In the listing below, find every line containing "City" and copy it out.

## Start

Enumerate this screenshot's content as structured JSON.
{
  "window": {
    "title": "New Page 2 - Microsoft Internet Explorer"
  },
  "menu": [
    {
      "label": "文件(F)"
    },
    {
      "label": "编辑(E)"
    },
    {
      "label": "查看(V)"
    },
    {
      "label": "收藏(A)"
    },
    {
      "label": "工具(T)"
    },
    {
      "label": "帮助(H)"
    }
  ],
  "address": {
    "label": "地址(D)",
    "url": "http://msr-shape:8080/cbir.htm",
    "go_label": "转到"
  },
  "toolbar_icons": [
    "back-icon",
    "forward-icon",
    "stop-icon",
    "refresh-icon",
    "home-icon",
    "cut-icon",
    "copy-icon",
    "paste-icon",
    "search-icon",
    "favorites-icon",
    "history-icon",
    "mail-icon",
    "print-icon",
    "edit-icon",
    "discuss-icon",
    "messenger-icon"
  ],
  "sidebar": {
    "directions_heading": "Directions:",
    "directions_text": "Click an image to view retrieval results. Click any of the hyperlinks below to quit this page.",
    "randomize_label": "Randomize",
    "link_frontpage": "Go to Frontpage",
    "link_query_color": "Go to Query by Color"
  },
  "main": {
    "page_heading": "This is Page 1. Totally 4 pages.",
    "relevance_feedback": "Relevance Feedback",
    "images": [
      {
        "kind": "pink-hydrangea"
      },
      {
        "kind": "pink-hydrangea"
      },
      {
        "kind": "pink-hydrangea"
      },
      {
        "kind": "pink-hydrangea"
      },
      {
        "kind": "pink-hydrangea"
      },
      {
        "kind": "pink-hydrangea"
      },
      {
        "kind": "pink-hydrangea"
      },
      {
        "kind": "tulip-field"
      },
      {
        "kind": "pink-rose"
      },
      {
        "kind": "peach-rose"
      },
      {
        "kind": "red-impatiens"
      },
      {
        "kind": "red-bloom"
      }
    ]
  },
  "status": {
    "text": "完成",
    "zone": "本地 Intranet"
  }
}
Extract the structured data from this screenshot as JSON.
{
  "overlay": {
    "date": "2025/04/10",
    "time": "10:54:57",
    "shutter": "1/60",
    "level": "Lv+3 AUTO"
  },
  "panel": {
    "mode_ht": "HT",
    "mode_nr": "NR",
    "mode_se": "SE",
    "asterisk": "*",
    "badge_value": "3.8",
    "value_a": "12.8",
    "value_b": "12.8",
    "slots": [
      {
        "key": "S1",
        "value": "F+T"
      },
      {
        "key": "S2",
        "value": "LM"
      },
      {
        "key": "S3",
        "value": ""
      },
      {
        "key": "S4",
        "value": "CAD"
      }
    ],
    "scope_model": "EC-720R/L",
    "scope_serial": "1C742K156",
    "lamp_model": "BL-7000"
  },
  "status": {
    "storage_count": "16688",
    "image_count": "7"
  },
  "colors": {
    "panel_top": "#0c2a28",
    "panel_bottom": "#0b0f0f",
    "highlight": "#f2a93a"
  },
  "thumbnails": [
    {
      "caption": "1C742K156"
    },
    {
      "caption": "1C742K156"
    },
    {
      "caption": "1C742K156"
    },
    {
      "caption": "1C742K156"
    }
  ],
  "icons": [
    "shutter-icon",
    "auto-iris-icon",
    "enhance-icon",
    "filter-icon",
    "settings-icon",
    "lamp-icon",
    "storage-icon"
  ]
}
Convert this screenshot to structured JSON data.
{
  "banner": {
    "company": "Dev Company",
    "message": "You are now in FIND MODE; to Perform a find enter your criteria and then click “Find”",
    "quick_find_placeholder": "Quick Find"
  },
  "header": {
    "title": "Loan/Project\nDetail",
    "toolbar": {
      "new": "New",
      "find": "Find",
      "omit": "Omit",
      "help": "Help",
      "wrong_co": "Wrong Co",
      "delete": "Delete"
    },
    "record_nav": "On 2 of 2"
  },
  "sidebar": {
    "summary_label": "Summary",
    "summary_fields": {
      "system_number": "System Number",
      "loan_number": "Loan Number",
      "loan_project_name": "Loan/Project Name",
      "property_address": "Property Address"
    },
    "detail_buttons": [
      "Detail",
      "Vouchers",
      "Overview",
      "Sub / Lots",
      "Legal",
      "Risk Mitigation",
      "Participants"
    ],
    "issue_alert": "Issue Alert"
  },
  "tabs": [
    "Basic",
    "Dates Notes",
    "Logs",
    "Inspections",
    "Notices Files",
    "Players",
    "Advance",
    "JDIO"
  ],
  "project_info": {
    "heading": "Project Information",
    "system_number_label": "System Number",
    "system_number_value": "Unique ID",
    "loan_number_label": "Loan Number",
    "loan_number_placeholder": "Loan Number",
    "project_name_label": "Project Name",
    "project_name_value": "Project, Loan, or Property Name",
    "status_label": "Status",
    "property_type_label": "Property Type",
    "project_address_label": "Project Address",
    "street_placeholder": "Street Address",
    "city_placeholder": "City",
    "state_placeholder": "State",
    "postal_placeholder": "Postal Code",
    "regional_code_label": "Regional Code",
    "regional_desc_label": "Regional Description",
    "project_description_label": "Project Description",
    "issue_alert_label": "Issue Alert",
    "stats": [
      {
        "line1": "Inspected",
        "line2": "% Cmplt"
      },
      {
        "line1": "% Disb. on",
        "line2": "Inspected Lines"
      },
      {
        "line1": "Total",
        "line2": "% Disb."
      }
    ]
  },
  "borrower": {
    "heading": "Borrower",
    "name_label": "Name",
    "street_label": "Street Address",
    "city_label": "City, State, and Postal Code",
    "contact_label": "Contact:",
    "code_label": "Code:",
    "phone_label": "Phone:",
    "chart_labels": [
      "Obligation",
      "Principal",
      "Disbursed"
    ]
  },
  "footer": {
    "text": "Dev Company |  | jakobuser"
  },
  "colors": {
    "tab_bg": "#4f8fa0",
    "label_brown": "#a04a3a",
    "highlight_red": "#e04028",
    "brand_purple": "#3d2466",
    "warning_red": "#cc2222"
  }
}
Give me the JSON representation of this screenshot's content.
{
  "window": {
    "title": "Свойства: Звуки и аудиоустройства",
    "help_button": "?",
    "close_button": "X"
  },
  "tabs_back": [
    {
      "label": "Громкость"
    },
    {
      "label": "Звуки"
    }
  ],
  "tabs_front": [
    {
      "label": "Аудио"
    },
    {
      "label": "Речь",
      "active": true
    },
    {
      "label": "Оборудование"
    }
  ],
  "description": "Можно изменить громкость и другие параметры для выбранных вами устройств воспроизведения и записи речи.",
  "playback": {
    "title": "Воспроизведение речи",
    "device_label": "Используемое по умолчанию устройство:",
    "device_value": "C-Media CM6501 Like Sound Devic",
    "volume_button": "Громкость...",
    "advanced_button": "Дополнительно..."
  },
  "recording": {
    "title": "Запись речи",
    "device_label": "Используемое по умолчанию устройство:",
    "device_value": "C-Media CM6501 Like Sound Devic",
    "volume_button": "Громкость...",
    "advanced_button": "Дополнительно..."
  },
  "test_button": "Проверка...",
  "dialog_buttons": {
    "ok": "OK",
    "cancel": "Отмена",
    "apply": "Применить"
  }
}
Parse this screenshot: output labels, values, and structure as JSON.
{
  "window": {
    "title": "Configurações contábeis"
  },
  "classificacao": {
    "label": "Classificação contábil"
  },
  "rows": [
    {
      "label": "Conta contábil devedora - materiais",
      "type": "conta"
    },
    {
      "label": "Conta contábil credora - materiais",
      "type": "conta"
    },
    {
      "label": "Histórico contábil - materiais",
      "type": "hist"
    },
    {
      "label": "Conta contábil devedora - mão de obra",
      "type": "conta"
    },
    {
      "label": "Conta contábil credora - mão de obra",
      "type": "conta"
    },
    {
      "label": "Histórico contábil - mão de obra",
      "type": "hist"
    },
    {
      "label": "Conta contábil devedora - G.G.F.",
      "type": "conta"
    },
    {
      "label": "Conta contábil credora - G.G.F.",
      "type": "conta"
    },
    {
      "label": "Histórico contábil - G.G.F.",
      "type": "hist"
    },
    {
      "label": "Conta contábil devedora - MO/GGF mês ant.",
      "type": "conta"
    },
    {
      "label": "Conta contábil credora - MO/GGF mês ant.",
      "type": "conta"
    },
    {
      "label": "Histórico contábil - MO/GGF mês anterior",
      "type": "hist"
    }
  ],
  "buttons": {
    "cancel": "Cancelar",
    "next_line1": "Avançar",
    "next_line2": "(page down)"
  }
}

## End

## [SOLUTION FOR THIS PROBLEM]
    "city_placeholder": "City",
    "city_label": "City, State, and Postal Code",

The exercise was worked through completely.